PROMPT ->
Copy every one of the entries below verbatim, line for line, without changing a single character.

::: AVAILABLE DATA

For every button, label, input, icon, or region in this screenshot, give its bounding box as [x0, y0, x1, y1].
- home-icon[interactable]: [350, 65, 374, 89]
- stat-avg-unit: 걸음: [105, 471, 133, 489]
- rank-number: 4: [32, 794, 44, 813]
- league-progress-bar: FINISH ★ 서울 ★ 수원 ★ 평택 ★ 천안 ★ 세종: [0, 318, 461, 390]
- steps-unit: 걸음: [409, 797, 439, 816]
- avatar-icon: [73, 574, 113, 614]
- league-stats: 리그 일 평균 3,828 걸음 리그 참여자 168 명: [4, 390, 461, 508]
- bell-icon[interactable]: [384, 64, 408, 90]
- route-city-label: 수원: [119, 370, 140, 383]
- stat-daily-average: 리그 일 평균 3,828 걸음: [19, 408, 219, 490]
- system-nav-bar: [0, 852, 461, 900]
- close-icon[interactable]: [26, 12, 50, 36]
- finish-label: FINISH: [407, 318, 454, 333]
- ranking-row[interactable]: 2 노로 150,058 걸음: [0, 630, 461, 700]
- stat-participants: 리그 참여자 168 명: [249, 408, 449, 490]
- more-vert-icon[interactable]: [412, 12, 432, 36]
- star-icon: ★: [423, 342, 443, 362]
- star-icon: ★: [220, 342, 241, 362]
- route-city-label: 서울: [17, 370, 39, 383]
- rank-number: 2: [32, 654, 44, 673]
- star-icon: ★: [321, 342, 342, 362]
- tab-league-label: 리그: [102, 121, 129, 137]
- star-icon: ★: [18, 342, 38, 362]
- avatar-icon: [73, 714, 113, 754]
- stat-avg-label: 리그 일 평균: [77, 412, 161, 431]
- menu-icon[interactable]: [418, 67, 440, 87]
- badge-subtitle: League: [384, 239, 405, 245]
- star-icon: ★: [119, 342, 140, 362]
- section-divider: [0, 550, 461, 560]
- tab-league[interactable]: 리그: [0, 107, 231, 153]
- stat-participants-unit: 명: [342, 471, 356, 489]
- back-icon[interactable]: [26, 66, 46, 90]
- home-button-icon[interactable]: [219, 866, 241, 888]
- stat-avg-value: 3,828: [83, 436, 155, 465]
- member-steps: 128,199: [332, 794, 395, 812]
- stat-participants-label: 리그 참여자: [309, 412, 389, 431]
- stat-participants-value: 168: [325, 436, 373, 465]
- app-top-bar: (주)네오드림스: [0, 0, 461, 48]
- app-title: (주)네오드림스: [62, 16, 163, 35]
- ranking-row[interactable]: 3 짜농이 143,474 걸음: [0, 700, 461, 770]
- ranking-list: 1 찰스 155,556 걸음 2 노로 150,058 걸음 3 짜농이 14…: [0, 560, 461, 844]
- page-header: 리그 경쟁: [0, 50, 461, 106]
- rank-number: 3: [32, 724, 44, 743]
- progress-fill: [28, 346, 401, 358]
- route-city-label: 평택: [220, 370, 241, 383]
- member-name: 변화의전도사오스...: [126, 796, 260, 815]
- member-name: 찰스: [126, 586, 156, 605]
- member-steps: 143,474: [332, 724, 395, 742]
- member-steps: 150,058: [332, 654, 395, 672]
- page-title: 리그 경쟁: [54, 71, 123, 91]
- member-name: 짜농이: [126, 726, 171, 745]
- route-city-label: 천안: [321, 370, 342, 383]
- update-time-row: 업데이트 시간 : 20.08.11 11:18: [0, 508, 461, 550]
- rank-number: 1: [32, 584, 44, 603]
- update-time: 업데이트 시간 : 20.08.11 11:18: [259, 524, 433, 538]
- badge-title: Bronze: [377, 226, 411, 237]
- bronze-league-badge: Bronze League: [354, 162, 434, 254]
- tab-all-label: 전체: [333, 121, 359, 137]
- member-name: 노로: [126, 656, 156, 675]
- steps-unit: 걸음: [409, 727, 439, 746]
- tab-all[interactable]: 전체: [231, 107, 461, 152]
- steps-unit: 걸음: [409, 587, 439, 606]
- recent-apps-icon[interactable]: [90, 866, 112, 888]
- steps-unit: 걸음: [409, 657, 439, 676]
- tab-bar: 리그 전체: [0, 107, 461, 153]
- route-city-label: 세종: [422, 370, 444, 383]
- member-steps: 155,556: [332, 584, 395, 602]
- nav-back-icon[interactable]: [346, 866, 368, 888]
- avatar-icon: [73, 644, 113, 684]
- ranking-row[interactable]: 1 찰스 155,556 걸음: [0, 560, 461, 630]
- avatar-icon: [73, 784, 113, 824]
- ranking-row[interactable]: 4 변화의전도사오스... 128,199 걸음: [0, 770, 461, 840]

::::::

EXERCISE OUTPUT ->
For every button, label, input, icon, or region in this screenshot, give its bounding box as [x0, y0, x1, y1].
- home-icon[interactable]: [350, 65, 374, 89]
- stat-avg-unit: 걸음: [105, 471, 133, 489]
- rank-number: 4: [32, 794, 44, 813]
- league-progress-bar: FINISH ★ 서울 ★ 수원 ★ 평택 ★ 천안 ★ 세종: [0, 318, 461, 390]
- steps-unit: 걸음: [409, 797, 439, 816]
- avatar-icon: [73, 574, 113, 614]
- league-stats: 리그 일 평균 3,828 걸음 리그 참여자 168 명: [4, 390, 461, 508]
- bell-icon[interactable]: [384, 64, 408, 90]
- route-city-label: 수원: [119, 370, 140, 383]
- stat-daily-average: 리그 일 평균 3,828 걸음: [19, 408, 219, 490]
- system-nav-bar: [0, 852, 461, 900]
- close-icon[interactable]: [26, 12, 50, 36]
- finish-label: FINISH: [407, 318, 454, 333]
- ranking-row[interactable]: 2 노로 150,058 걸음: [0, 630, 461, 700]
- stat-participants: 리그 참여자 168 명: [249, 408, 449, 490]
- more-vert-icon[interactable]: [412, 12, 432, 36]
- star-icon: ★: [423, 342, 443, 362]
- star-icon: ★: [220, 342, 241, 362]
- route-city-label: 서울: [17, 370, 39, 383]
- rank-number: 2: [32, 654, 44, 673]
- star-icon: ★: [321, 342, 342, 362]
- tab-league-label: 리그: [102, 121, 129, 137]
- star-icon: ★: [18, 342, 38, 362]
- avatar-icon: [73, 714, 113, 754]
- stat-avg-label: 리그 일 평균: [77, 412, 161, 431]
- menu-icon[interactable]: [418, 67, 440, 87]
- badge-subtitle: League: [384, 239, 405, 245]
- star-icon: ★: [119, 342, 140, 362]
- section-divider: [0, 550, 461, 560]
- tab-league[interactable]: 리그: [0, 107, 231, 153]
- stat-participants-unit: 명: [342, 471, 356, 489]
- back-icon[interactable]: [26, 66, 46, 90]
- home-button-icon[interactable]: [219, 866, 241, 888]
- stat-avg-value: 3,828: [83, 436, 155, 465]
- member-steps: 128,199: [332, 794, 395, 812]
- stat-participants-label: 리그 참여자: [309, 412, 389, 431]
- stat-participants-value: 168: [325, 436, 373, 465]
- app-top-bar: (주)네오드림스: [0, 0, 461, 48]
- app-title: (주)네오드림스: [62, 16, 163, 35]
- ranking-row[interactable]: 3 짜농이 143,474 걸음: [0, 700, 461, 770]
- ranking-list: 1 찰스 155,556 걸음 2 노로 150,058 걸음 3 짜농이 14…: [0, 560, 461, 844]
- page-header: 리그 경쟁: [0, 50, 461, 106]
- rank-number: 3: [32, 724, 44, 743]
- progress-fill: [28, 346, 401, 358]
- route-city-label: 평택: [220, 370, 241, 383]
- member-name: 변화의전도사오스...: [126, 796, 260, 815]
- member-name: 찰스: [126, 586, 156, 605]
- member-steps: 143,474: [332, 724, 395, 742]
- member-steps: 150,058: [332, 654, 395, 672]
- page-title: 리그 경쟁: [54, 71, 123, 91]
- member-name: 짜농이: [126, 726, 171, 745]
- route-city-label: 천안: [321, 370, 342, 383]
- update-time-row: 업데이트 시간 : 20.08.11 11:18: [0, 508, 461, 550]
- rank-number: 1: [32, 584, 44, 603]
- update-time: 업데이트 시간 : 20.08.11 11:18: [259, 524, 433, 538]
- badge-title: Bronze: [377, 226, 411, 237]
- bronze-league-badge: Bronze League: [354, 162, 434, 254]
- tab-all-label: 전체: [333, 121, 359, 137]
- member-name: 노로: [126, 656, 156, 675]
- steps-unit: 걸음: [409, 727, 439, 746]
- tab-all[interactable]: 전체: [231, 107, 461, 152]
- steps-unit: 걸음: [409, 587, 439, 606]
- recent-apps-icon[interactable]: [90, 866, 112, 888]
- steps-unit: 걸음: [409, 657, 439, 676]
- tab-bar: 리그 전체: [0, 107, 461, 153]
- route-city-label: 세종: [422, 370, 444, 383]
- member-steps: 155,556: [332, 584, 395, 602]
- nav-back-icon[interactable]: [346, 866, 368, 888]
- avatar-icon: [73, 644, 113, 684]
- ranking-row[interactable]: 1 찰스 155,556 걸음: [0, 560, 461, 630]
- avatar-icon: [73, 784, 113, 824]
- ranking-row[interactable]: 4 변화의전도사오스... 128,199 걸음: [0, 770, 461, 840]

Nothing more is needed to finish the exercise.